(Records from a collection)
^^^^^^^^

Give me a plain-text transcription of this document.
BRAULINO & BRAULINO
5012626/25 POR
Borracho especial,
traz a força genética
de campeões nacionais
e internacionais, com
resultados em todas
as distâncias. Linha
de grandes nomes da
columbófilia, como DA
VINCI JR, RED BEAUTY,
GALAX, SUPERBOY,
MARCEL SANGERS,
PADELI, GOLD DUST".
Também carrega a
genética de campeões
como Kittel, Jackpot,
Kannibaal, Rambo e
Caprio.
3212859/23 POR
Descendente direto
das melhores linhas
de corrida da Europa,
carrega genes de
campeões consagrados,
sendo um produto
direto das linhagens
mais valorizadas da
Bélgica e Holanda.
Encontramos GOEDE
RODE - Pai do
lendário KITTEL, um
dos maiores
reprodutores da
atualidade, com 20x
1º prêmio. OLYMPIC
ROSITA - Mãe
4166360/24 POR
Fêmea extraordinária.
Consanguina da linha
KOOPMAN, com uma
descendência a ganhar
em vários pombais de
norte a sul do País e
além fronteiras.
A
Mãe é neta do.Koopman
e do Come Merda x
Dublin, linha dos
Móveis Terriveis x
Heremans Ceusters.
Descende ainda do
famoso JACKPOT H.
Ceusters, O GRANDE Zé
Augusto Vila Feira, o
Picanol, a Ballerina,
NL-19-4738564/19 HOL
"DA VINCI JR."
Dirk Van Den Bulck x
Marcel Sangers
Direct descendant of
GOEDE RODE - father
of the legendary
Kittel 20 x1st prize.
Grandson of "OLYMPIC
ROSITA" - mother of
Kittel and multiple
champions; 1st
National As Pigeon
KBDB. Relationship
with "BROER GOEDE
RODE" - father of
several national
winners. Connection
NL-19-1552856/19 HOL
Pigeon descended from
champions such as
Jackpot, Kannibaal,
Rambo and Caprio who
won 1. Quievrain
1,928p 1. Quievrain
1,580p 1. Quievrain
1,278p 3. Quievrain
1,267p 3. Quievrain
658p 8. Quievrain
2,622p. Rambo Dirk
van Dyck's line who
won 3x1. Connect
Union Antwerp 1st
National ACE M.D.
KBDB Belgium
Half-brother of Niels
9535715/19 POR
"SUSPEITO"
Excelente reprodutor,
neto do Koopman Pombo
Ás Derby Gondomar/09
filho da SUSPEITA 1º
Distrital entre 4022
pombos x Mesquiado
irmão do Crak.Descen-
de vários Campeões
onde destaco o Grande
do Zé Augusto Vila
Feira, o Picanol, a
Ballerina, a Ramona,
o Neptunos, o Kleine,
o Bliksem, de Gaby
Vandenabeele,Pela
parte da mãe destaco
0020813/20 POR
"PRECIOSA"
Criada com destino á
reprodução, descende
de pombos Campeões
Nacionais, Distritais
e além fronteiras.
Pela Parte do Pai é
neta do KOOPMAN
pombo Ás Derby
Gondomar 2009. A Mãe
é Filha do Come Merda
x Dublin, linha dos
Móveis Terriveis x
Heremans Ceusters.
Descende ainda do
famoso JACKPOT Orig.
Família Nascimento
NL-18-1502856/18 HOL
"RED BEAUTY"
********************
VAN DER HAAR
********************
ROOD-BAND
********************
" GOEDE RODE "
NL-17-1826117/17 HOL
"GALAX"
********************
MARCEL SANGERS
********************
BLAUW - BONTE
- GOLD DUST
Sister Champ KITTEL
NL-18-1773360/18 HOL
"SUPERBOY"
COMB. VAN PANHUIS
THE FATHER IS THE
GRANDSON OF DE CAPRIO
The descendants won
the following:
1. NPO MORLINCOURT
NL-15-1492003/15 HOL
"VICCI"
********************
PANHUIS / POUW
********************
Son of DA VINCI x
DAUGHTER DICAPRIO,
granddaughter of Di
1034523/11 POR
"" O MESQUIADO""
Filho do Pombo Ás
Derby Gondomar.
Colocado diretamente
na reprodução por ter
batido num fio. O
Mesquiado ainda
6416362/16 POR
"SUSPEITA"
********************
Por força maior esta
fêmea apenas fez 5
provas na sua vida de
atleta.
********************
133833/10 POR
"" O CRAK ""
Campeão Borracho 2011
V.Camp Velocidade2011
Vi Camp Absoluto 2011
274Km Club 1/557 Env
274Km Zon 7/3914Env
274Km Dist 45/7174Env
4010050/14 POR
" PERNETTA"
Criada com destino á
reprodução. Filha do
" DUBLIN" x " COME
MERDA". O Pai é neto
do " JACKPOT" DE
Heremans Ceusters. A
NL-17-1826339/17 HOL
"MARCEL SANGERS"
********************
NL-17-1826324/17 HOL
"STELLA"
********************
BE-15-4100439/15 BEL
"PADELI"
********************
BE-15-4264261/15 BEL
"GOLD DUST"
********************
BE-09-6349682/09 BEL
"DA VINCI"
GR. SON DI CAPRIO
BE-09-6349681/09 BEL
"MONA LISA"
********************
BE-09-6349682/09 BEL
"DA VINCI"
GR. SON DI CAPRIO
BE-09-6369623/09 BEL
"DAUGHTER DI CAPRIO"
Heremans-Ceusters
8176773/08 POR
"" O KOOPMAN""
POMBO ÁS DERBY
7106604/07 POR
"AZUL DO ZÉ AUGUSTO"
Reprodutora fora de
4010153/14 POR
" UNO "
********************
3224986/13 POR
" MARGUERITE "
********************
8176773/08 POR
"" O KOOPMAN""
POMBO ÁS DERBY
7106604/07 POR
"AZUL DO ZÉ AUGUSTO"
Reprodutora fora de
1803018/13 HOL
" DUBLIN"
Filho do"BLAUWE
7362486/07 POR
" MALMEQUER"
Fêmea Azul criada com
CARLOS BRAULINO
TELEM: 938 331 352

^^^^^^^^

### Problem to work on
Please transcribe the data shown above in full, exactly as it stands.

### Your response
Give me a plain-text transcription of this document.
BRAULINO & BRAULINO
5012626/25 POR
Borracho especial,
traz a força genética
de campeões nacionais
e internacionais, com
resultados em todas
as distâncias. Linha
de grandes nomes da
columbófilia, como DA
VINCI JR, RED BEAUTY,
GALAX, SUPERBOY,
MARCEL SANGERS,
PADELI, GOLD DUST".
Também carrega a
genética de campeões
como Kittel, Jackpot,
Kannibaal, Rambo e
Caprio.
3212859/23 POR
Descendente direto
das melhores linhas
de corrida da Europa,
carrega genes de
campeões consagrados,
sendo um produto
direto das linhagens
mais valorizadas da
Bélgica e Holanda.
Encontramos GOEDE
RODE - Pai do
lendário KITTEL, um
dos maiores
reprodutores da
atualidade, com 20x
1º prêmio. OLYMPIC
ROSITA - Mãe
4166360/24 POR
Fêmea extraordinária.
Consanguina da linha
KOOPMAN, com uma
descendência a ganhar
em vários pombais de
norte a sul do País e
além fronteiras.
A
Mãe é neta do.Koopman
e do Come Merda x
Dublin, linha dos
Móveis Terriveis x
Heremans Ceusters.
Descende ainda do
famoso JACKPOT H.
Ceusters, O GRANDE Zé
Augusto Vila Feira, o
Picanol, a Ballerina,
NL-19-4738564/19 HOL
"DA VINCI JR."
Dirk Van Den Bulck x
Marcel Sangers
Direct descendant of
GOEDE RODE - father
of the legendary
Kittel 20 x1st prize.
Grandson of "OLYMPIC
ROSITA" - mother of
Kittel and multiple
champions; 1st
National As Pigeon
KBDB. Relationship
with "BROER GOEDE
RODE" - father of
several national
winners. Connection
NL-19-1552856/19 HOL
Pigeon descended from
champions such as
Jackpot, Kannibaal,
Rambo and Caprio who
won 1. Quievrain
1,928p 1. Quievrain
1,580p 1. Quievrain
1,278p 3. Quievrain
1,267p 3. Quievrain
658p 8. Quievrain
2,622p. Rambo Dirk
van Dyck's line who
won 3x1. Connect
Union Antwerp 1st
National ACE M.D.
KBDB Belgium
Half-brother of Niels
9535715/19 POR
"SUSPEITO"
Excelente reprodutor,
neto do Koopman Pombo
Ás Derby Gondomar/09
filho da SUSPEITA 1º
Distrital entre 4022
pombos x Mesquiado
irmão do Crak.Descen-
de vários Campeões
onde destaco o Grande
do Zé Augusto Vila
Feira, o Picanol, a
Ballerina, a Ramona,
o Neptunos, o Kleine,
o Bliksem, de Gaby
Vandenabeele,Pela
parte da mãe destaco
0020813/20 POR
"PRECIOSA"
Criada com destino á
reprodução, descende
de pombos Campeões
Nacionais, Distritais
e além fronteiras.
Pela Parte do Pai é
neta do KOOPMAN
pombo Ás Derby
Gondomar 2009. A Mãe
é Filha do Come Merda
x Dublin, linha dos
Móveis Terriveis x
Heremans Ceusters.
Descende ainda do
famoso JACKPOT Orig.
Família Nascimento
NL-18-1502856/18 HOL
"RED BEAUTY"
********************
VAN DER HAAR
********************
ROOD-BAND
********************
" GOEDE RODE "
NL-17-1826117/17 HOL
"GALAX"
********************
MARCEL SANGERS
********************
BLAUW - BONTE
- GOLD DUST
Sister Champ KITTEL
NL-18-1773360/18 HOL
"SUPERBOY"
COMB. VAN PANHUIS
THE FATHER IS THE
GRANDSON OF DE CAPRIO
The descendants won
the following:
1. NPO MORLINCOURT
NL-15-1492003/15 HOL
"VICCI"
********************
PANHUIS / POUW
********************
Son of DA VINCI x
DAUGHTER DICAPRIO,
granddaughter of Di
1034523/11 POR
"" O MESQUIADO""
Filho do Pombo Ás
Derby Gondomar.
Colocado diretamente
na reprodução por ter
batido num fio. O
Mesquiado ainda
6416362/16 POR
"SUSPEITA"
********************
Por força maior esta
fêmea apenas fez 5
provas na sua vida de
atleta.
********************
133833/10 POR
"" O CRAK ""
Campeão Borracho 2011
V.Camp Velocidade2011
Vi Camp Absoluto 2011
274Km Club 1/557 Env
274Km Zon 7/3914Env
274Km Dist 45/7174Env
4010050/14 POR
" PERNETTA"
Criada com destino á
reprodução. Filha do
" DUBLIN" x " COME
MERDA". O Pai é neto
do " JACKPOT" DE
Heremans Ceusters. A
NL-17-1826339/17 HOL
"MARCEL SANGERS"
********************
NL-17-1826324/17 HOL
"STELLA"
********************
BE-15-4100439/15 BEL
"PADELI"
********************
BE-15-4264261/15 BEL
"GOLD DUST"
********************
BE-09-6349682/09 BEL
"DA VINCI"
GR. SON DI CAPRIO
BE-09-6349681/09 BEL
"MONA LISA"
********************
BE-09-6349682/09 BEL
"DA VINCI"
GR. SON DI CAPRIO
BE-09-6369623/09 BEL
"DAUGHTER DI CAPRIO"
Heremans-Ceusters
8176773/08 POR
"" O KOOPMAN""
POMBO ÁS DERBY
7106604/07 POR
"AZUL DO ZÉ AUGUSTO"
Reprodutora fora de
4010153/14 POR
" UNO "
********************
3224986/13 POR
" MARGUERITE "
********************
8176773/08 POR
"" O KOOPMAN""
POMBO ÁS DERBY
7106604/07 POR
"AZUL DO ZÉ AUGUSTO"
Reprodutora fora de
1803018/13 HOL
" DUBLIN"
Filho do"BLAUWE
7362486/07 POR
" MALMEQUER"
Fêmea Azul criada com
CARLOS BRAULINO
TELEM: 938 331 352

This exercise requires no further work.